Find each line with the string "BELMONT" and report it.

**Items from a figure collection**
Begin
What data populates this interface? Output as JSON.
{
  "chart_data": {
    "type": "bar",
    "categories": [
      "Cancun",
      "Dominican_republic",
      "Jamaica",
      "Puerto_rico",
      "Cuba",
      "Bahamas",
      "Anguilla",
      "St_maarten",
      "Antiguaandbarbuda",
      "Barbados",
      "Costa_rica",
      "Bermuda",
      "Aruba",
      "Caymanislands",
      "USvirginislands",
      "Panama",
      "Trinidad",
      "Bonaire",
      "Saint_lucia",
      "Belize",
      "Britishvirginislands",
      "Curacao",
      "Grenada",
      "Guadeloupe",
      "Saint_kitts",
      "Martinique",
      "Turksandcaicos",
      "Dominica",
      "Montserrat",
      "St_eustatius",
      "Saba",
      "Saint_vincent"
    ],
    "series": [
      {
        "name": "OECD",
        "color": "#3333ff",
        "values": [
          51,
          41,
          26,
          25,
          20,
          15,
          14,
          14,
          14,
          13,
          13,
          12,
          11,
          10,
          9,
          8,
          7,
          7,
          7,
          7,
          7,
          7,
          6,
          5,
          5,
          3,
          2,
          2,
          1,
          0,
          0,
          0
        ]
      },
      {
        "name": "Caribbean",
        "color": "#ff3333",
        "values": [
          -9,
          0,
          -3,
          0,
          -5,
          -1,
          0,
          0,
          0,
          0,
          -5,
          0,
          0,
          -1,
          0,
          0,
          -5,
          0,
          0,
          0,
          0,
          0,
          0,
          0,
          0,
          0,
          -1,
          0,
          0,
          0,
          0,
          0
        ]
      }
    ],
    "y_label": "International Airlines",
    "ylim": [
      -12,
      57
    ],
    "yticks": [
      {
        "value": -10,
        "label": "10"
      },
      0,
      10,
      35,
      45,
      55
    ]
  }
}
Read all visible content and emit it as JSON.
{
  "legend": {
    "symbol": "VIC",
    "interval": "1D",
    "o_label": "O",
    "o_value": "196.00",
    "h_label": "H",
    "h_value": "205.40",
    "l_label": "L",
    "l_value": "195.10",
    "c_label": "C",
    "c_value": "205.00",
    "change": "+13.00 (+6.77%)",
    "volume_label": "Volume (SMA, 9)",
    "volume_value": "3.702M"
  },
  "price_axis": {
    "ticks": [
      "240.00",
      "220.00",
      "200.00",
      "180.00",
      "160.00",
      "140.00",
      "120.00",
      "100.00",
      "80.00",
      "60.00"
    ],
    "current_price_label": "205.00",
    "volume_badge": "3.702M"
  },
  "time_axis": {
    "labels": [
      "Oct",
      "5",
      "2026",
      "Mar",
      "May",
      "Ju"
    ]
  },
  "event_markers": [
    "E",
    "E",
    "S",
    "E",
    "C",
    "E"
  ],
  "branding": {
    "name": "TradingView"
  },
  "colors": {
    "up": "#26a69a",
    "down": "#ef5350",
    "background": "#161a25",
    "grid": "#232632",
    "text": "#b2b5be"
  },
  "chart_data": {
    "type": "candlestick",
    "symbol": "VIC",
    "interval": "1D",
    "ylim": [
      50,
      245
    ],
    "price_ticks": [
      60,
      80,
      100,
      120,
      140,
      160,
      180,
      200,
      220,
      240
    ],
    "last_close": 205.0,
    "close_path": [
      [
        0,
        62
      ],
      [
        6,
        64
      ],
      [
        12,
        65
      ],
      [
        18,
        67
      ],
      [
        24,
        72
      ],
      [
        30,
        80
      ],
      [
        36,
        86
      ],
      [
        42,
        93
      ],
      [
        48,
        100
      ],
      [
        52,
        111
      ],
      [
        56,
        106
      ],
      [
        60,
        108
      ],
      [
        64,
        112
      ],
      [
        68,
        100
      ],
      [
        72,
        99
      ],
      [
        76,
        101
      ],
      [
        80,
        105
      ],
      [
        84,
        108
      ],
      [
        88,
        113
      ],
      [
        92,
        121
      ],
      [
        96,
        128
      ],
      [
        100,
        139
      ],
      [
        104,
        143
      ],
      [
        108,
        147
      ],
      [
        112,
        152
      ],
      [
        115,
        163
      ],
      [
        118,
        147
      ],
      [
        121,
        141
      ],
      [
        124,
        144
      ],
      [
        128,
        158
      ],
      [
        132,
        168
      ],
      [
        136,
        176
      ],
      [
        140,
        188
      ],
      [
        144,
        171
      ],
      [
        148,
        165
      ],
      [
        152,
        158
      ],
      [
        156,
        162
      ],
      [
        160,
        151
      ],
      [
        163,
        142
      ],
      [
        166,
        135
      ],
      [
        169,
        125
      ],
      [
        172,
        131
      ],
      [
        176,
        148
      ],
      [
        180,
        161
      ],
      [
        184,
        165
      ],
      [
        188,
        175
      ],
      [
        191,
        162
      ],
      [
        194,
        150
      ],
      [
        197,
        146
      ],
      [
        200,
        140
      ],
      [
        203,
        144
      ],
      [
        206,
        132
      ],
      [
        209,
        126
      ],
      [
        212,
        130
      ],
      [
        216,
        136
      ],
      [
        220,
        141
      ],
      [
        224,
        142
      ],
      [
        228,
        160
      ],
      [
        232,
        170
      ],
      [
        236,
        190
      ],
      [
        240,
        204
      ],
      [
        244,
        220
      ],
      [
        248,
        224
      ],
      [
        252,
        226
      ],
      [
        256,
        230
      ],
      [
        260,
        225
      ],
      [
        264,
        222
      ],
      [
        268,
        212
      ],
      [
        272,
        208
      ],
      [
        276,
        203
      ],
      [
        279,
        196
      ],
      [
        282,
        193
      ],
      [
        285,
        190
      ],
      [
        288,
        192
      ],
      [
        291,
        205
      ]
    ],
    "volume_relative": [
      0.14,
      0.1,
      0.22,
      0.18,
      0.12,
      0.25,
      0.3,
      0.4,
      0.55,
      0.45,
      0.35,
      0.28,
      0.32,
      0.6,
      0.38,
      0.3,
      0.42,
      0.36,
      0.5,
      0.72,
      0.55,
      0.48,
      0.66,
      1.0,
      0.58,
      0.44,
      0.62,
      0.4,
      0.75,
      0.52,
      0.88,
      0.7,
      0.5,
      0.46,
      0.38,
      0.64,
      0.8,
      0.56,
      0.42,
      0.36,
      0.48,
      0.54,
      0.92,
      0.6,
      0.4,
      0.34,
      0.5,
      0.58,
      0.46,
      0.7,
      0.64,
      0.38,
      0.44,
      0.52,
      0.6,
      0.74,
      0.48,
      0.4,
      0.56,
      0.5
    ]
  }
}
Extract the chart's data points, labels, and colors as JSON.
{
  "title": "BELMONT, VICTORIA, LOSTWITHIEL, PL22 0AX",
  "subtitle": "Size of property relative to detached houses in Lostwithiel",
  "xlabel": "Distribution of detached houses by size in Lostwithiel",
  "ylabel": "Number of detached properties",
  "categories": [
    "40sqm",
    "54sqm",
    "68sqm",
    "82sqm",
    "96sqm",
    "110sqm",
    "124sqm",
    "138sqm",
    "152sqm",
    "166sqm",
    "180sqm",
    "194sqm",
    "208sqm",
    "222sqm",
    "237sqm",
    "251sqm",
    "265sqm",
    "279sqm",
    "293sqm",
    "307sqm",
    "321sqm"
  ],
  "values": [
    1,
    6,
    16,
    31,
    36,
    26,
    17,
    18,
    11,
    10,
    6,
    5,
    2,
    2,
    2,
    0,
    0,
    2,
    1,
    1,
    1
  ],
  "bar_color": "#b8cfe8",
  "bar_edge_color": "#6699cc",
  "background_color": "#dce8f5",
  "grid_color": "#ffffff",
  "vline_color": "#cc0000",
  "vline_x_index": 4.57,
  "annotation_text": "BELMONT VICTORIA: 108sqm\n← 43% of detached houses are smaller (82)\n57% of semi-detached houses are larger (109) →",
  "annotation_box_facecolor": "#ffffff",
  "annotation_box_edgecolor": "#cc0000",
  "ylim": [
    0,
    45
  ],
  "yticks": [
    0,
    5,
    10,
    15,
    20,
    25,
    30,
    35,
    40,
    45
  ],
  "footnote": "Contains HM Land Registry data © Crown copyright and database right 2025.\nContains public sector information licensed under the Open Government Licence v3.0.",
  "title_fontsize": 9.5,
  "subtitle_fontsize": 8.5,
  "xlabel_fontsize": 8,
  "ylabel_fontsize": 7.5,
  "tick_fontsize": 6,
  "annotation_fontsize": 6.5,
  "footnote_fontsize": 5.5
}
End
**The result**
  "title": "BELMONT, VICTORIA, LOSTWITHIEL, PL22 0AX",
  "annotation_text": "BELMONT VICTORIA: 108sqm\n← 43% of detached houses are smaller (82)\n57% of semi-detached houses are larger (109) →",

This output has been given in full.